Instruction. Output all of the data below exactly as given.
━━━━━ Data in this exercise
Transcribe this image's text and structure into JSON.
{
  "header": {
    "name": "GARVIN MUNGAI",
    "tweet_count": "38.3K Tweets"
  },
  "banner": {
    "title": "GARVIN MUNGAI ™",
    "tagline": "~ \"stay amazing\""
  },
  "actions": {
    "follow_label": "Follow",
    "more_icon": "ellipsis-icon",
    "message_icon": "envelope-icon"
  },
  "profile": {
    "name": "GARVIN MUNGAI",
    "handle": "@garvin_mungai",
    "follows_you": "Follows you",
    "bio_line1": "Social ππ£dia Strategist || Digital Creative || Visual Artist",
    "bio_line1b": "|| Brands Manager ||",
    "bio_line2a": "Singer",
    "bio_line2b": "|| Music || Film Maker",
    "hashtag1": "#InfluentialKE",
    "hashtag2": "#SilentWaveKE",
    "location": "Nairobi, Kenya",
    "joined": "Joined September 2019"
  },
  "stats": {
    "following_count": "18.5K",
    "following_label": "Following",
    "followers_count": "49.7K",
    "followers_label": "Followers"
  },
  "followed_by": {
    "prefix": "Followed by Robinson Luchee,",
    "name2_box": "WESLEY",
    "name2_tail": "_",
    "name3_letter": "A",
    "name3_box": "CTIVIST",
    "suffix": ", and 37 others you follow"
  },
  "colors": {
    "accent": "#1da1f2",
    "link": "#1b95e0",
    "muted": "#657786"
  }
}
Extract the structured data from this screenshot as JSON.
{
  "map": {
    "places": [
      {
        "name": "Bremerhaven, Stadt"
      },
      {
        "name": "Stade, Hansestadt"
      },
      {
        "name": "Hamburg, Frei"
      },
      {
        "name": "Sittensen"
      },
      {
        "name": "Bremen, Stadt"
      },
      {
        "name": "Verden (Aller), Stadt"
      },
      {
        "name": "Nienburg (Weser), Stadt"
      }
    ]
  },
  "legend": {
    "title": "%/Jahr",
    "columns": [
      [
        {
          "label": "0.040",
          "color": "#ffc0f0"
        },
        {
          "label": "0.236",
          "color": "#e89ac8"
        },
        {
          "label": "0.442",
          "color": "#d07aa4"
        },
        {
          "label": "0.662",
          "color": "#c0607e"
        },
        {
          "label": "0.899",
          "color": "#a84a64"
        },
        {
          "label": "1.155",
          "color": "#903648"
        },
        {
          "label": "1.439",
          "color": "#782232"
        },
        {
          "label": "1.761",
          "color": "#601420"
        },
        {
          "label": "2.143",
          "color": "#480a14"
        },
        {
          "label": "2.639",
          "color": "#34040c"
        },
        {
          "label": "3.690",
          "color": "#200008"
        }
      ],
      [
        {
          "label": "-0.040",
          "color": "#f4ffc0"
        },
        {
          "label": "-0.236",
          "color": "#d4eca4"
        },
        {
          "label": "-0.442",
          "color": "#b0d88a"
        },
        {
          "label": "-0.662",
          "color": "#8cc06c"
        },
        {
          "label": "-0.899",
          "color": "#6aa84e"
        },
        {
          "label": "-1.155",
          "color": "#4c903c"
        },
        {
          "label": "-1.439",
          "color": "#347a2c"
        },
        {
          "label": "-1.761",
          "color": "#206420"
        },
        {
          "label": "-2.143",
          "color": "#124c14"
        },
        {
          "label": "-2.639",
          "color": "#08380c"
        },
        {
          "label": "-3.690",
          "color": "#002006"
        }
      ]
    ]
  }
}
━━━━━━━━━━
In response.
Transcribe this image's text and structure into JSON.
{
  "header": {
    "name": "GARVIN MUNGAI",
    "tweet_count": "38.3K Tweets"
  },
  "banner": {
    "title": "GARVIN MUNGAI ™",
    "tagline": "~ \"stay amazing\""
  },
  "actions": {
    "follow_label": "Follow",
    "more_icon": "ellipsis-icon",
    "message_icon": "envelope-icon"
  },
  "profile": {
    "name": "GARVIN MUNGAI",
    "handle": "@garvin_mungai",
    "follows_you": "Follows you",
    "bio_line1": "Social ππ£dia Strategist || Digital Creative || Visual Artist",
    "bio_line1b": "|| Brands Manager ||",
    "bio_line2a": "Singer",
    "bio_line2b": "|| Music || Film Maker",
    "hashtag1": "#InfluentialKE",
    "hashtag2": "#SilentWaveKE",
    "location": "Nairobi, Kenya",
    "joined": "Joined September 2019"
  },
  "stats": {
    "following_count": "18.5K",
    "following_label": "Following",
    "followers_count": "49.7K",
    "followers_label": "Followers"
  },
  "followed_by": {
    "prefix": "Followed by Robinson Luchee,",
    "name2_box": "WESLEY",
    "name2_tail": "_",
    "name3_letter": "A",
    "name3_box": "CTIVIST",
    "suffix": ", and 37 others you follow"
  },
  "colors": {
    "accent": "#1da1f2",
    "link": "#1b95e0",
    "muted": "#657786"
  }
}
Extract the structured data from this screenshot as JSON.
{
  "map": {
    "places": [
      {
        "name": "Bremerhaven, Stadt"
      },
      {
        "name": "Stade, Hansestadt"
      },
      {
        "name": "Hamburg, Frei"
      },
      {
        "name": "Sittensen"
      },
      {
        "name": "Bremen, Stadt"
      },
      {
        "name": "Verden (Aller), Stadt"
      },
      {
        "name": "Nienburg (Weser), Stadt"
      }
    ]
  },
  "legend": {
    "title": "%/Jahr",
    "columns": [
      [
        {
          "label": "0.040",
          "color": "#ffc0f0"
        },
        {
          "label": "0.236",
          "color": "#e89ac8"
        },
        {
          "label": "0.442",
          "color": "#d07aa4"
        },
        {
          "label": "0.662",
          "color": "#c0607e"
        },
        {
          "label": "0.899",
          "color": "#a84a64"
        },
        {
          "label": "1.155",
          "color": "#903648"
        },
        {
          "label": "1.439",
          "color": "#782232"
        },
        {
          "label": "1.761",
          "color": "#601420"
        },
        {
          "label": "2.143",
          "color": "#480a14"
        },
        {
          "label": "2.639",
          "color": "#34040c"
        },
        {
          "label": "3.690",
          "color": "#200008"
        }
      ],
      [
        {
          "label": "-0.040",
          "color": "#f4ffc0"
        },
        {
          "label": "-0.236",
          "color": "#d4eca4"
        },
        {
          "label": "-0.442",
          "color": "#b0d88a"
        },
        {
          "label": "-0.662",
          "color": "#8cc06c"
        },
        {
          "label": "-0.899",
          "color": "#6aa84e"
        },
        {
          "label": "-1.155",
          "color": "#4c903c"
        },
        {
          "label": "-1.439",
          "color": "#347a2c"
        },
        {
          "label": "-1.761",
          "color": "#206420"
        },
        {
          "label": "-2.143",
          "color": "#124c14"
        },
        {
          "label": "-2.639",
          "color": "#08380c"
        },
        {
          "label": "-3.690",
          "color": "#002006"
        }
      ]
    ]
  }
}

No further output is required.